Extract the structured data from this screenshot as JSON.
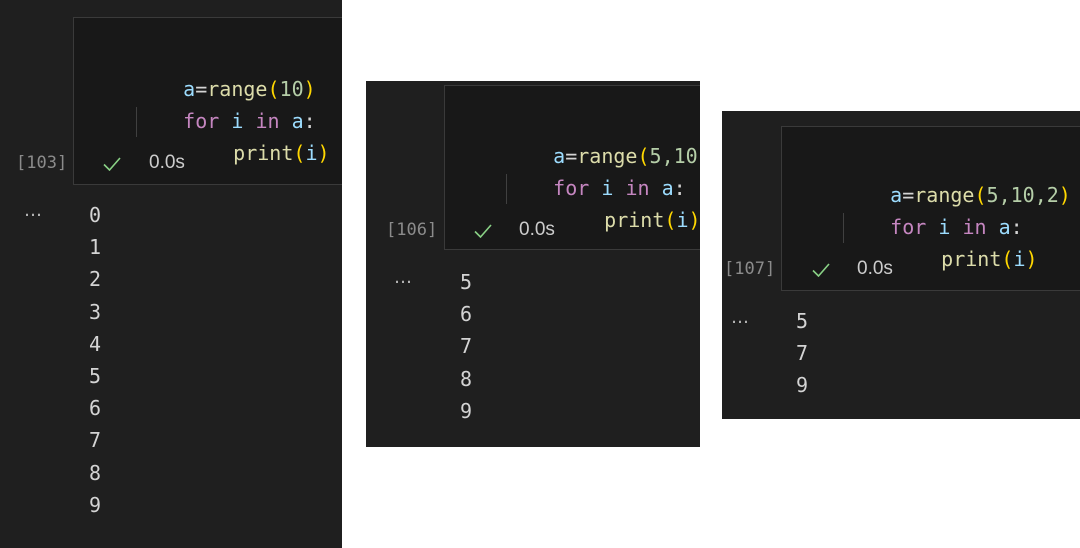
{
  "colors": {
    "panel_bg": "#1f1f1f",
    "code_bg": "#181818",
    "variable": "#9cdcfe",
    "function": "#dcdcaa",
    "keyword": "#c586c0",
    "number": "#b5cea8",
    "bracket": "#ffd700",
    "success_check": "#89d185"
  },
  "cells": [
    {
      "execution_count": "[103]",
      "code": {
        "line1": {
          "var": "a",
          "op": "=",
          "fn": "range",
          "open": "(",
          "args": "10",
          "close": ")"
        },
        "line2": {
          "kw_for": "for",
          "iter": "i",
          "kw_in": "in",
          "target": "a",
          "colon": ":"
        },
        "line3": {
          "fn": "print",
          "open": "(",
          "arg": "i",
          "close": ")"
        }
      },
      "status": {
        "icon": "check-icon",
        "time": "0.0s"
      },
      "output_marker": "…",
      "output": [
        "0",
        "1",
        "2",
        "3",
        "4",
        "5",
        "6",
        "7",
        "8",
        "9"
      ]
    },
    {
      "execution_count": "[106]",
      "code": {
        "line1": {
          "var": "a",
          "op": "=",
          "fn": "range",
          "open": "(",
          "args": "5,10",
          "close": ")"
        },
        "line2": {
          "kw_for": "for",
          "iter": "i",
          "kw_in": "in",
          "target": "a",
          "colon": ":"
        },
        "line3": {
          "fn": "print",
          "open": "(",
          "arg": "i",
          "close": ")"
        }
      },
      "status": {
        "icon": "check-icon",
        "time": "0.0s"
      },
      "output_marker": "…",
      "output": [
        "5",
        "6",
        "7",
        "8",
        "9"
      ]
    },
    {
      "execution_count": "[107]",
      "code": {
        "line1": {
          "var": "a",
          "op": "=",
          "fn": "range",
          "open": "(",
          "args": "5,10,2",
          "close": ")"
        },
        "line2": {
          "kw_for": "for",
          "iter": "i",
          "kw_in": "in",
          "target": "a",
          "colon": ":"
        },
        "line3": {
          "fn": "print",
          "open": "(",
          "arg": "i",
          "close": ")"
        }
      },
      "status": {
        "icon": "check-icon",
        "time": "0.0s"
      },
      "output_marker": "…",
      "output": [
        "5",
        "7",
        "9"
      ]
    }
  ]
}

════════════════

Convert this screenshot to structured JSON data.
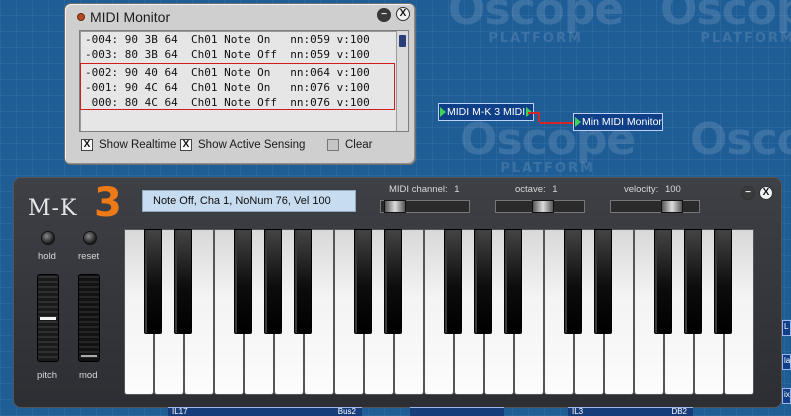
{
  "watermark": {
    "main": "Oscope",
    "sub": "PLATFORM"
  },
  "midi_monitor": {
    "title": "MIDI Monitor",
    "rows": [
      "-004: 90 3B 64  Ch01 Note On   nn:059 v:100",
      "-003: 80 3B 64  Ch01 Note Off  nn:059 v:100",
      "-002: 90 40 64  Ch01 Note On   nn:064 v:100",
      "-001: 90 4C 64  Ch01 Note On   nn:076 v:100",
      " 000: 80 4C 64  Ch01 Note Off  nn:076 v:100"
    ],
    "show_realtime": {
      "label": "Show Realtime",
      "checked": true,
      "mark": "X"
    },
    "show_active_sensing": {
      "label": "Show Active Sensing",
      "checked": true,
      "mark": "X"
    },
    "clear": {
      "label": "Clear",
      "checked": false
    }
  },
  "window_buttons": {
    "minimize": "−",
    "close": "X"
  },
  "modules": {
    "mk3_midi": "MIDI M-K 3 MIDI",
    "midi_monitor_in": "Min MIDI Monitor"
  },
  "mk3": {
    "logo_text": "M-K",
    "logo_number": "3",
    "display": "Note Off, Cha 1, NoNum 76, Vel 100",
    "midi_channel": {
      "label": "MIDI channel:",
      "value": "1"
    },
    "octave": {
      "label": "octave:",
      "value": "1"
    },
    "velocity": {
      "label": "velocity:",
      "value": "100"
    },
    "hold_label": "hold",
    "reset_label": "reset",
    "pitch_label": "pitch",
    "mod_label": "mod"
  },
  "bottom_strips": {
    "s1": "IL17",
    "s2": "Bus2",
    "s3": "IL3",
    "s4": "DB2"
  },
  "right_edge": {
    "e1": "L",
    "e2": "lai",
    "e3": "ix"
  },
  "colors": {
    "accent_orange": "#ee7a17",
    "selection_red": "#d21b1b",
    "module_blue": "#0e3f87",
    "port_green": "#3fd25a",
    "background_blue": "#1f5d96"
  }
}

════════════════

▶ _SET PROBLEM_
Gather every line from the entries above where the word "data" appears, and copy them.

▶ _FINAL RESULT_
Extract the structured data from this screenshot as JSON.
Convert this screenshot to structured JSON data.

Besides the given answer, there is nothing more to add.